Exercise description: From the listing below, extract each line containing the string "воспл".

Dataset extract:

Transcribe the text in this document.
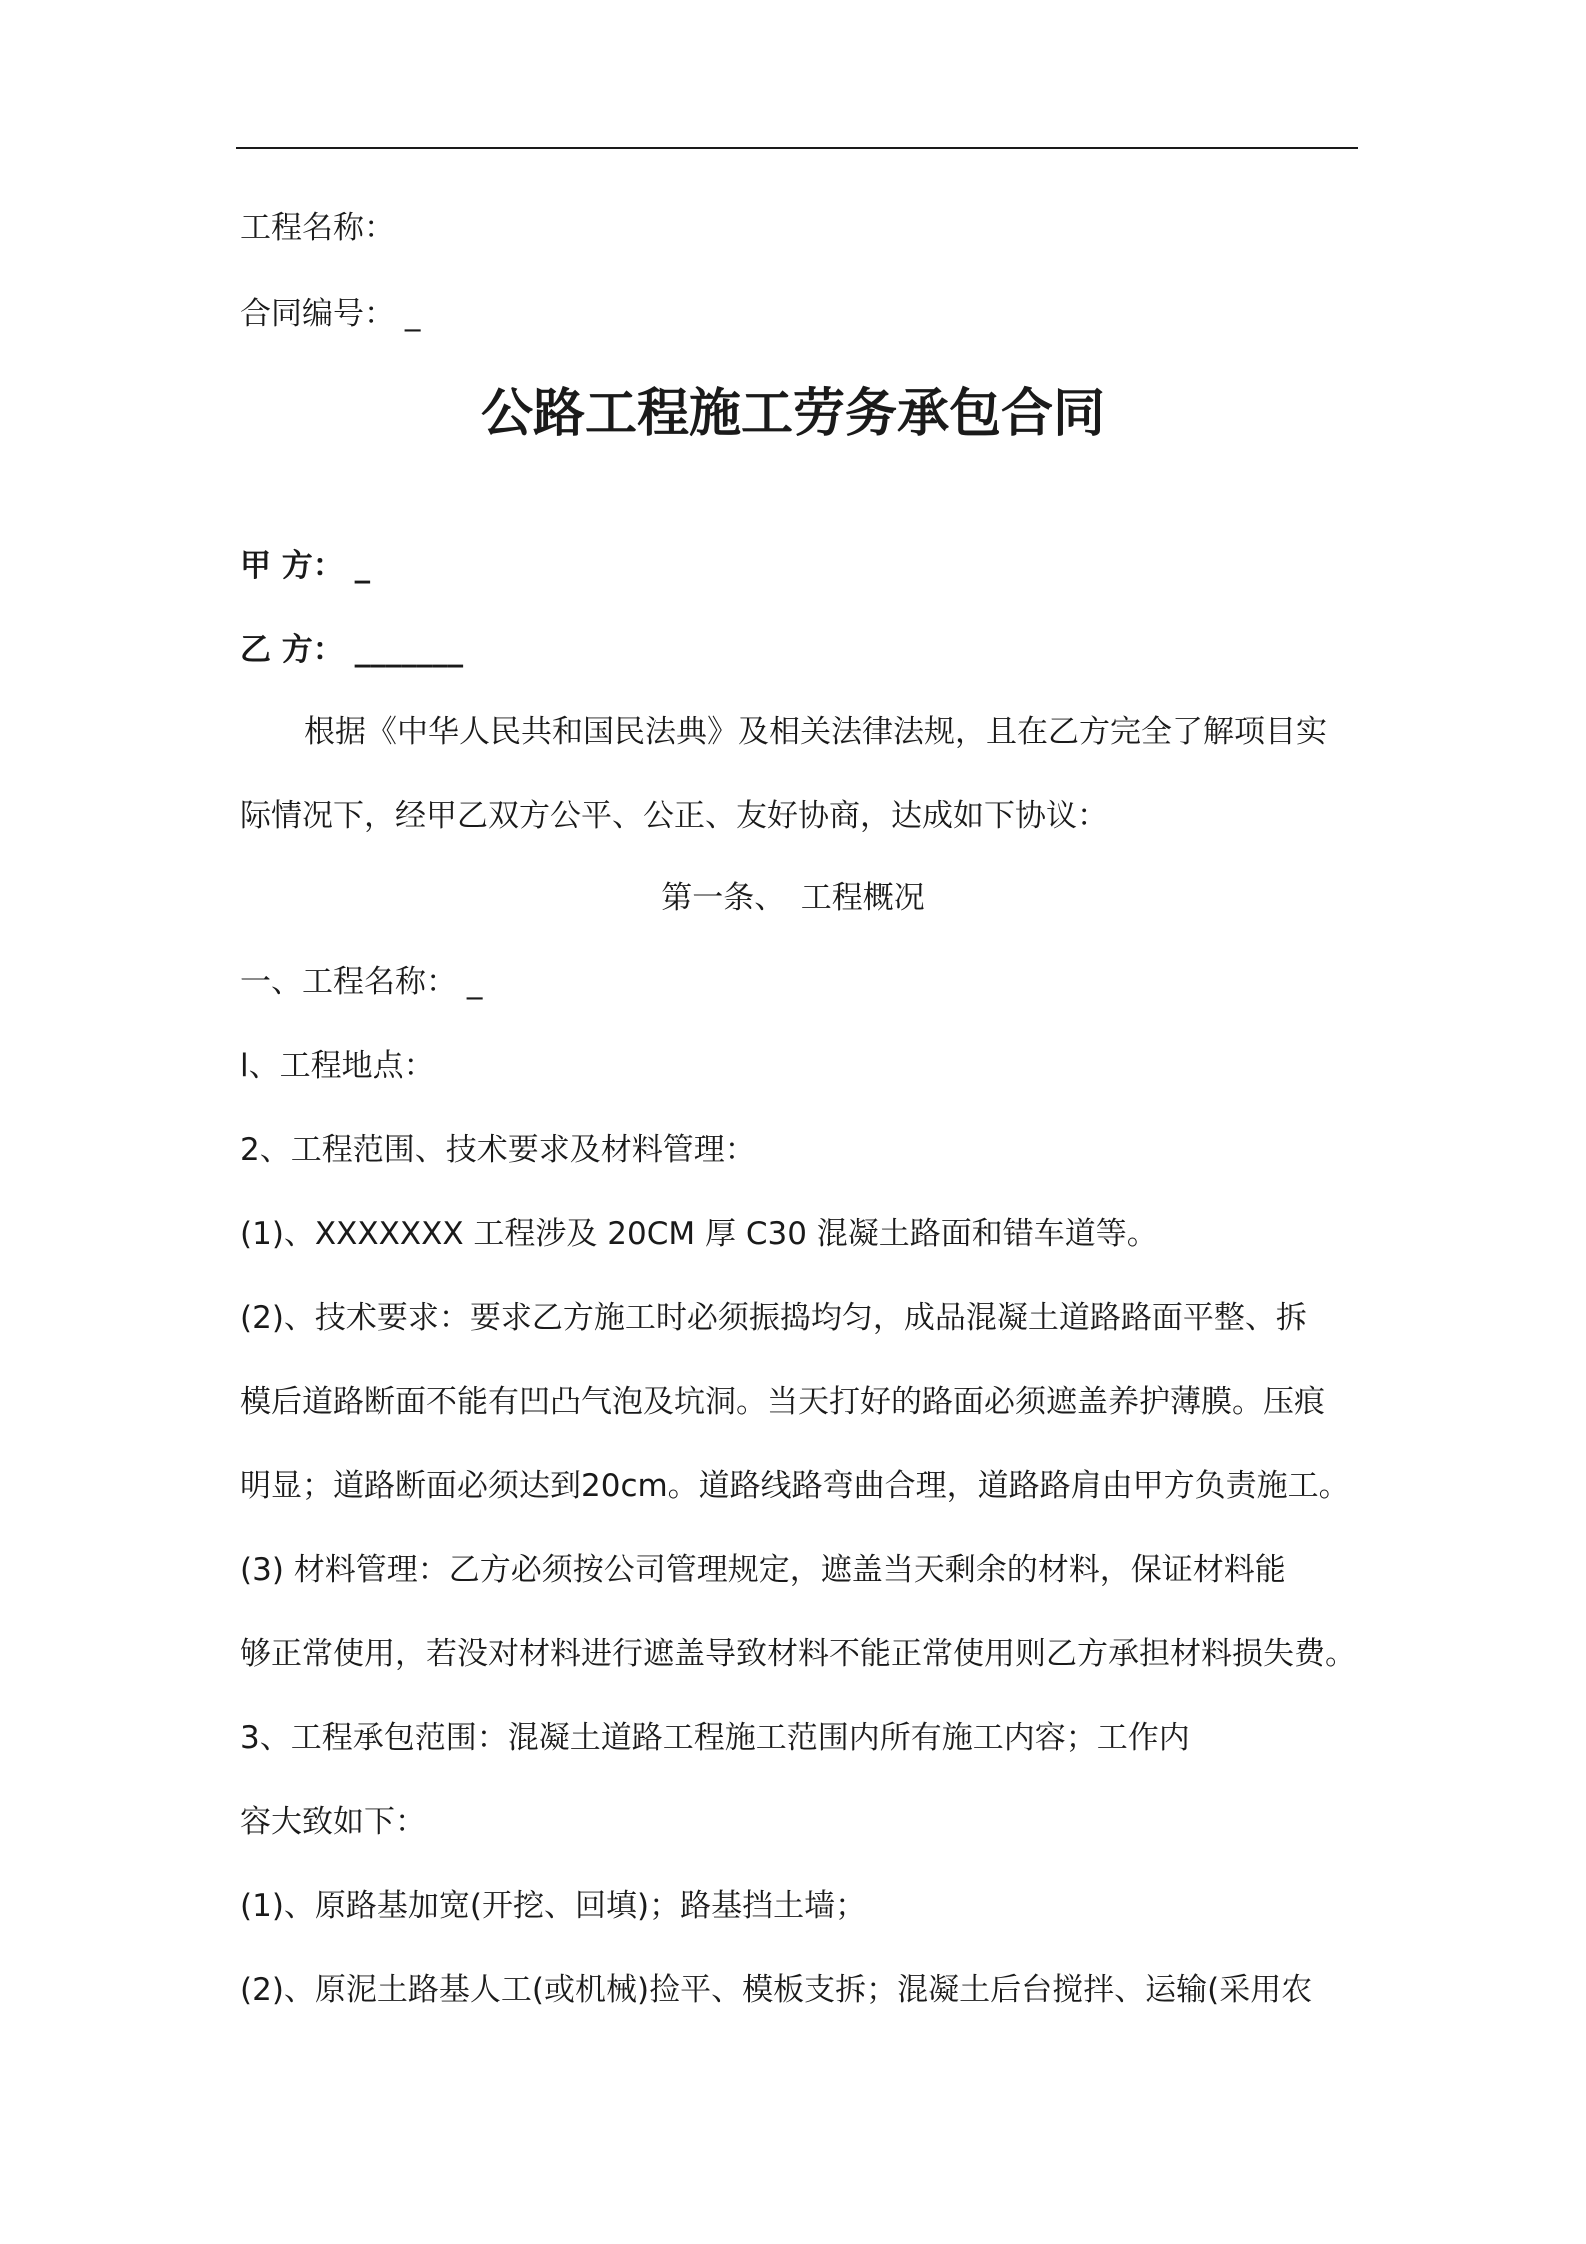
工程名称：
合同编号： _
公路工程施工劳务承包合同
甲 方： _
乙 方： _______
根据《中华人民共和国民法典》及相关法律法规，且在乙方完全了解项目实
际情况下，经甲乙双方公平、公正、友好协商，达成如下协议：
第一条、　工程概况
一、工程名称： _
l、工程地点：
2、工程范围、技术要求及材料管理：
(1)、XXXXXXX 工程涉及 20CM 厚 C30 混凝土路面和错车道等。
(2)、技术要求：要求乙方施工时必须振捣均匀，成品混凝土道路路面平整、拆
模后道路断面不能有凹凸气泡及坑洞。当天打好的路面必须遮盖养护薄膜。压痕
明显；道路断面必须达到20cm。道路线路弯曲合理，道路路肩由甲方负责施工。
(3) 材料管理：乙方必须按公司管理规定，遮盖当天剩余的材料，保证材料能
够正常使用，若没对材料进行遮盖导致材料不能正常使用则乙方承担材料损失费。
3、工程承包范围：混凝土道路工程施工范围内所有施工内容；工作内
容大致如下：
(1)、原路基加宽(开挖、回填)；路基挡土墙；
(2)、原泥土路基人工(或机械)捡平、模板支拆；混凝土后台搅拌、运输(采用农
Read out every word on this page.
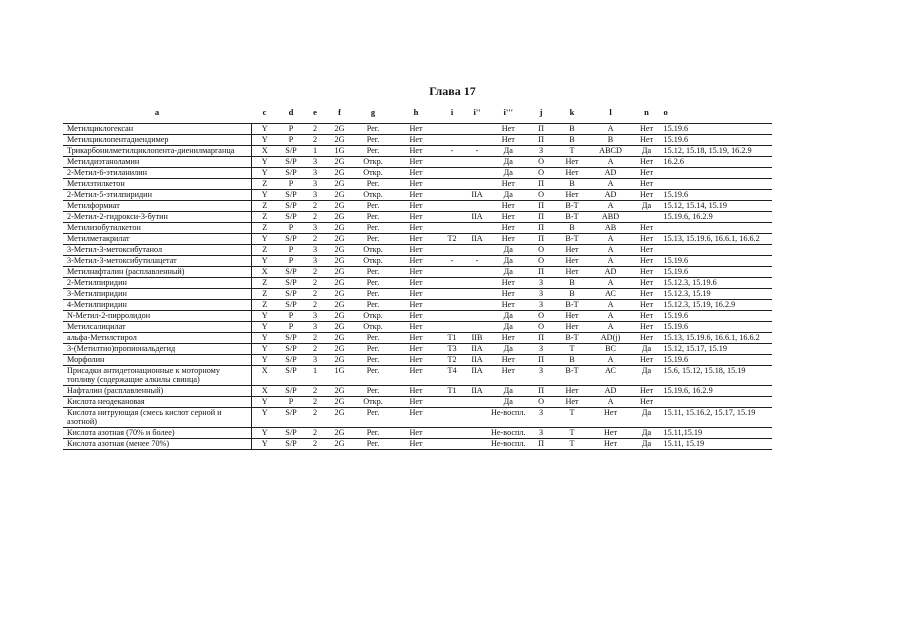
Глава 17
a	c	d	e	f	g	h	i	i''	i'''	j	k	l	n	o
Метилциклогексан	Y	P	2	2G	Рег.	Нет			Нет	П	В	А	Нет	15.19.6
Метилциклопентадиендимер	Y	P	2	2G	Рег.	Нет			Нет	П	В	В	Нет	15.19.6
Трикарбонилметилциклопента-диенилмарганца	X	S/P	1	1G	Рег.	Нет	-	-	Да	З	Т	ABCD	Да	15.12, 15.18, 15.19, 16.2.9
Метилдиэтаноламин	Y	S/P	3	2G	Откр.	Нет			Да	О	Нет	А	Нет	16.2.6
2-Метил-6-этиланилин	Y	S/P	3	2G	Откр.	Нет			Да	О	Нет	AD	Нет	
Метилэтилкетон	Z	P	3	2G	Рег.	Нет			Нет	П	В	А	Нет	
2-Метил-5-этилпиридин	Y	S/P	3	2G	Откр.	Нет		IIA	Да	О	Нет	AD	Нет	15.19.6
Метилформиат	Z	S/P	2	2G	Рег.	Нет			Нет	П	В-Т	А	Да	15.12, 15.14, 15.19
2-Метил-2-гидрокси-3-бутин	Z	S/P	2	2G	Рег.	Нет		IIA	Нет	П	В-Т	ABD		15.19.6, 16.2.9
Метилизобутилкетон	Z	P	3	2G	Рег.	Нет			Нет	П	В	АВ	Нет	
Метилметакрилат	Y	S/P	2	2G	Рег.	Нет	T2	IIA	Нет	П	В-Т	А	Нет	15.13, 15.19.6, 16.6.1, 16.6.2
3-Метил-3-метоксибутанол	Z	P	3	2G	Откр.	Нет			Да	О	Нет	А	Нет	
3-Метил-3-метоксибутилацетат	Y	P	3	2G	Откр.	Нет	-	-	Да	О	Нет	А	Нет	15.19.6
Метилнафталин (расплавленный)	X	S/P	2	2G	Рег.	Нет			Да	П	Нет	AD	Нет	15.19.6
2-Метилпиридин	Z	S/P	2	2G	Рег.	Нет			Нет	З	В	А	Нет	15.12.3, 15.19.6
3-Метилпиридин	Z	S/P	2	2G	Рег.	Нет			Нет	З	В	АС	Нет	15.12.3, 15.19
4-Метилпиридин	Z	S/P	2	2G	Рег.	Нет			Нет	З	В-Т	А	Нет	15.12.3, 15.19, 16.2.9
N-Метил-2-пирролидон	Y	P	3	2G	Откр.	Нет			Да	О	Нет	А	Нет	15.19.6
Метилсалицилат	Y	P	3	2G	Откр.	Нет			Да	О	Нет	А	Нет	15.19.6
альфа-Метилстирол	Y	S/P	2	2G	Рег.	Нет	T1	IIB	Нет	П	В-Т	AD(j)	Нет	15.13, 15.19.6, 16.6.1, 16.6.2
3-(Метилтио)пропиональдегид	Y	S/P	2	2G	Рег.	Нет	T3	IIA	Да	З	Т	ВС	Да	15.12, 15.17, 15.19
Морфолин	Y	S/P	3	2G	Рег.	Нет	T2	IIA	Нет	П	В	А	Нет	15.19.6
Присадки антидетонационные к моторному топливу (содержащие алкилы свинца)	X	S/P	1	1G	Рег.	Нет	T4	IIA	Нет	З	В-Т	АС	Да	15.6, 15.12, 15.18, 15.19
Нафталин (расплавленный)	X	S/P	2	2G	Рег.	Нет	T1	IIA	Да	П	Нет	AD	Нет	15.19.6, 16.2.9
Кислота неодекановая	Y	P	2	2G	Откр.	Нет			Да	О	Нет	А	Нет	
Кислота нитрующая (смесь кислот серной и азотной)	Y	S/P	2	2G	Рег.	Нет			Не-воспл.	З	Т	Нет	Да	15.11, 15.16.2, 15.17, 15.19
Кислота азотная (70% и более)	Y	S/P	2	2G	Рег.	Нет			Не-воспл.	З	Т	Нет	Да	15.11,15.19
Кислота азотная (менее 70%)	Y	S/P	2	2G	Рег.	Нет			Не-воспл.	П	Т	Нет	Да	15.11, 15.19
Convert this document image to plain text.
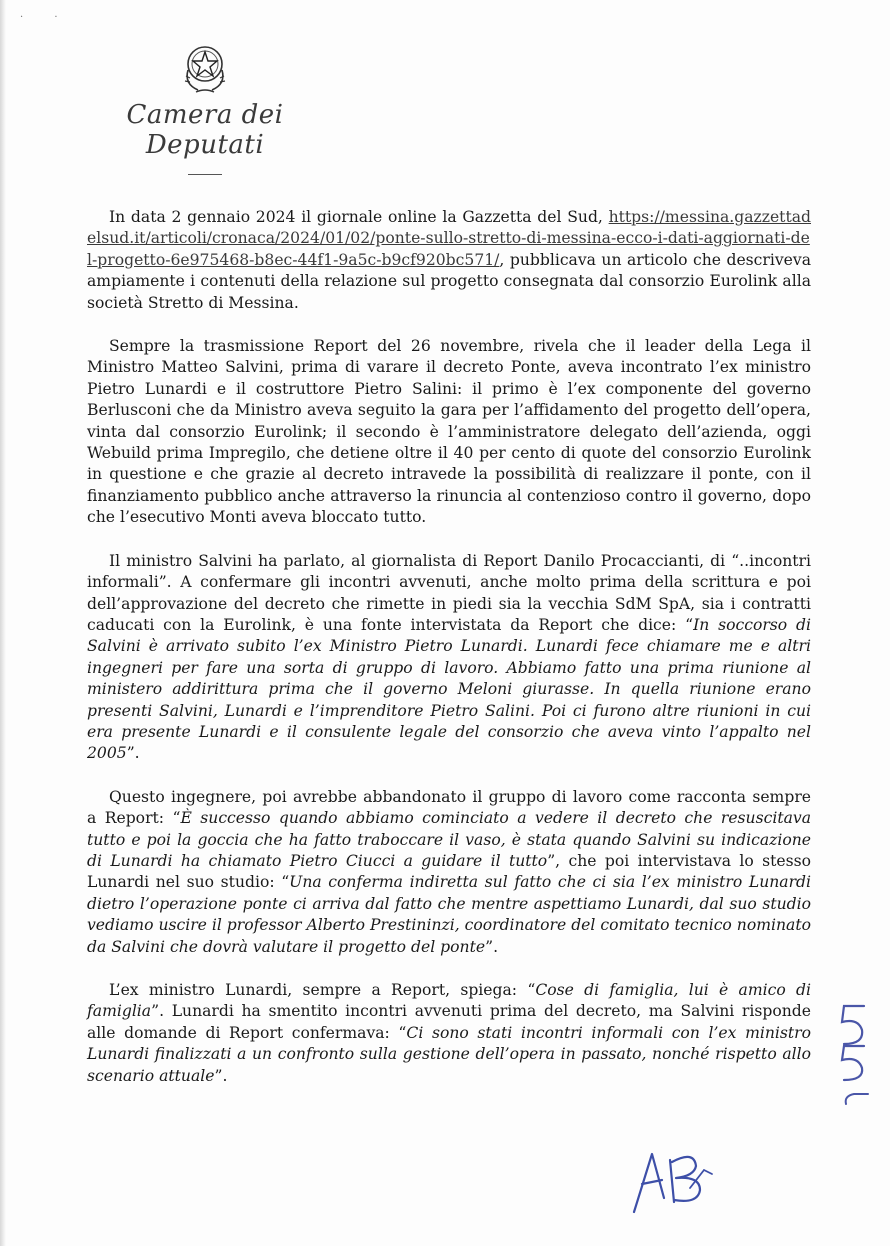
· ·
Camera dei Deputati

In data 2 gennaio 2024 il giornale online la Gazzetta del Sud, https://messina.gazzettadelsud.it/articoli/cronaca/2024/01/02/ponte-sullo-stretto-di-messina-ecco-i-dati-aggiornati-del-progetto-6e975468-b8ec-44f1-9a5c-b9cf920bc571/, pubblicava un articolo che descriveva ampiamente i contenuti della relazione sul progetto consegnata dal consorzio Eurolink alla società Stretto di Messina.

Sempre la trasmissione Report del 26 novembre, rivela che il leader della Lega il Ministro Matteo Salvini, prima di varare il decreto Ponte, aveva incontrato l’ex ministro Pietro Lunardi e il costruttore Pietro Salini: il primo è l’ex componente del governo Berlusconi che da Ministro aveva seguito la gara per l’affidamento del progetto dell’opera, vinta dal consorzio Eurolink; il secondo è l’amministratore delegato dell’azienda, oggi Webuild prima Impregilo, che detiene oltre il 40 per cento di quote del consorzio Eurolink in questione e che grazie al decreto intravede la possibilità di realizzare il ponte, con il finanziamento pubblico anche attraverso la rinuncia al contenzioso contro il governo, dopo che l’esecutivo Monti aveva bloccato tutto.

Il ministro Salvini ha parlato, al giornalista di Report Danilo Procaccianti, di “..incontri informali”. A confermare gli incontri avvenuti, anche molto prima della scrittura e poi dell’approvazione del decreto che rimette in piedi sia la vecchia SdM SpA, sia i contratti caducati con la Eurolink, è una fonte intervistata da Report che dice: “In soccorso di Salvini è arrivato subito l’ex Ministro Pietro Lunardi. Lunardi fece chiamare me e altri ingegneri per fare una sorta di gruppo di lavoro. Abbiamo fatto una prima riunione al ministero addirittura prima che il governo Meloni giurasse. In quella riunione erano presenti Salvini, Lunardi e l’imprenditore Pietro Salini. Poi ci furono altre riunioni in cui era presente Lunardi e il consulente legale del consorzio che aveva vinto l’appalto nel 2005”.

Questo ingegnere, poi avrebbe abbandonato il gruppo di lavoro come racconta sempre a Report: “È successo quando abbiamo cominciato a vedere il decreto che resuscitava tutto e poi la goccia che ha fatto traboccare il vaso, è stata quando Salvini su indicazione di Lunardi ha chiamato Pietro Ciucci a guidare il tutto”, che poi intervistava lo stesso Lunardi nel suo studio: “Una conferma indiretta sul fatto che ci sia l’ex ministro Lunardi dietro l’operazione ponte ci arriva dal fatto che mentre aspettiamo Lunardi, dal suo studio vediamo uscire il professor Alberto Prestininzi, coordinatore del comitato tecnico nominato da Salvini che dovrà valutare il progetto del ponte”.

L’ex ministro Lunardi, sempre a Report, spiega: “Cose di famiglia, lui è amico di famiglia”. Lunardi ha smentito incontri avvenuti prima del decreto, ma Salvini risponde alle domande di Report confermava: “Ci sono stati incontri informali con l’ex ministro Lunardi finalizzati a un confronto sulla gestione dell’opera in passato, nonché rispetto allo scenario attuale”.
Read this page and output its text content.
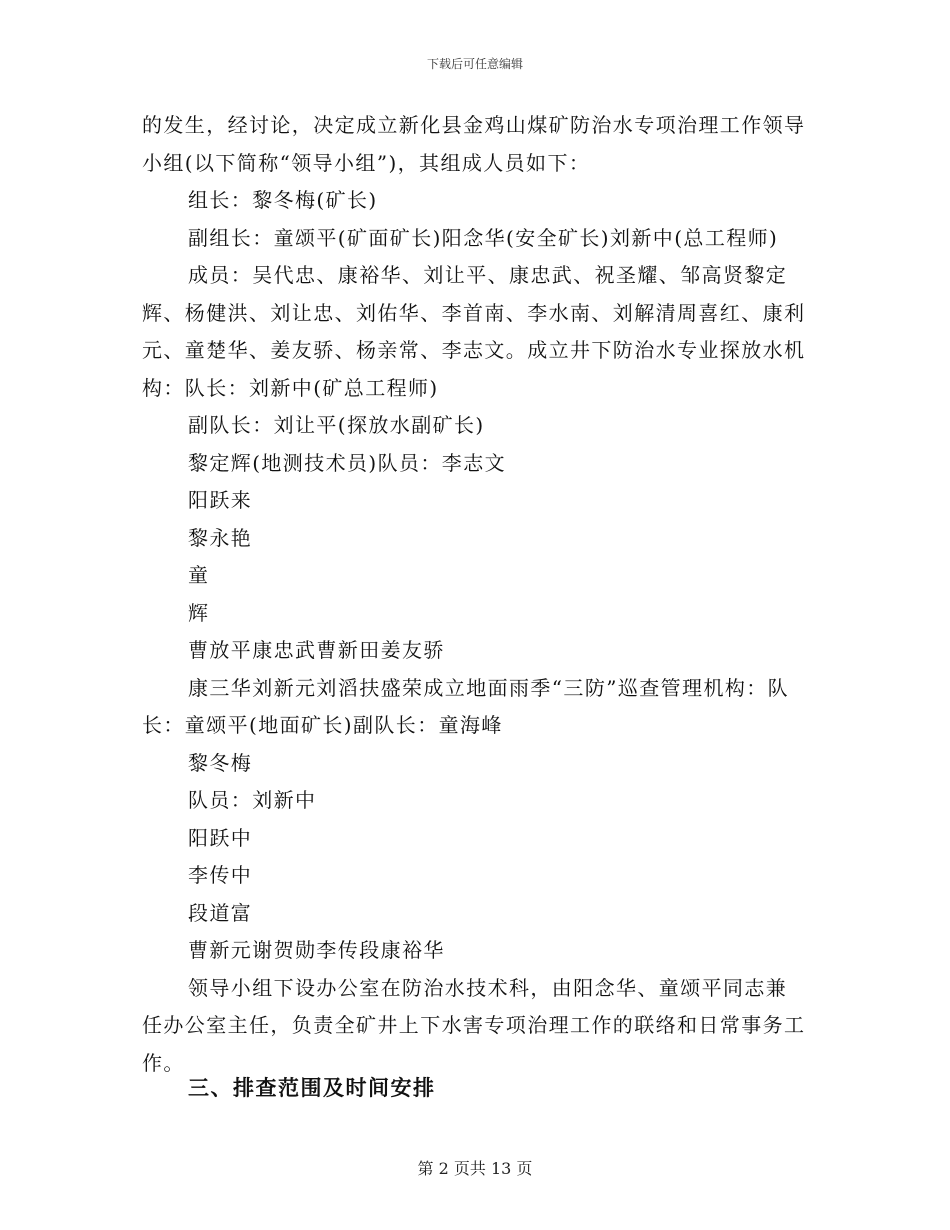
下载后可任意编辑

的发生，经讨论，决定成立新化县金鸡山煤矿防治水专项治理工作领导小组(以下简称“领导小组”)，其组成人员如下：

组长：黎冬梅(矿长)

副组长：童颂平(矿面矿长)阳念华(安全矿长)刘新中(总工程师)

成员：吴代忠、康裕华、刘让平、康忠武、祝圣耀、邹高贤黎定辉、杨健洪、刘让忠、刘佑华、李首南、李水南、刘解清周喜红、康利元、童楚华、姜友骄、杨亲常、李志文。成立井下防治水专业探放水机构：队长：刘新中(矿总工程师)

副队长：刘让平(探放水副矿长)

黎定辉(地测技术员)队员：李志文

阳跃来

黎永艳

童

辉

曹放平康忠武曹新田姜友骄

康三华刘新元刘滔扶盛荣成立地面雨季“三防”巡查管理机构：队长：童颂平(地面矿长)副队长：童海峰

黎冬梅

队员：刘新中

阳跃中

李传中

段道富

曹新元谢贺勋李传段康裕华

领导小组下设办公室在防治水技术科，由阳念华、童颂平同志兼任办公室主任，负责全矿井上下水害专项治理工作的联络和日常事务工作。

三、排查范围及时间安排
第 2 页共 13 页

Completed task:
Кислота нитрующая (смесь кислот серной и азотной)	Y	S/P	2	2G	Рег.	Нет			Не-воспл.	З	Т	Нет	Да	15.11, 15.16.2, 15.17, 15.19
Кислота азотная (70% и более)	Y	S/P	2	2G	Рег.	Нет			Не-воспл.	З	Т	Нет	Да	15.11,15.19
Кислота азотная (менее 70%)	Y	S/P	2	2G	Рег.	Нет			Не-воспл.	П	Т	Нет	Да	15.11, 15.19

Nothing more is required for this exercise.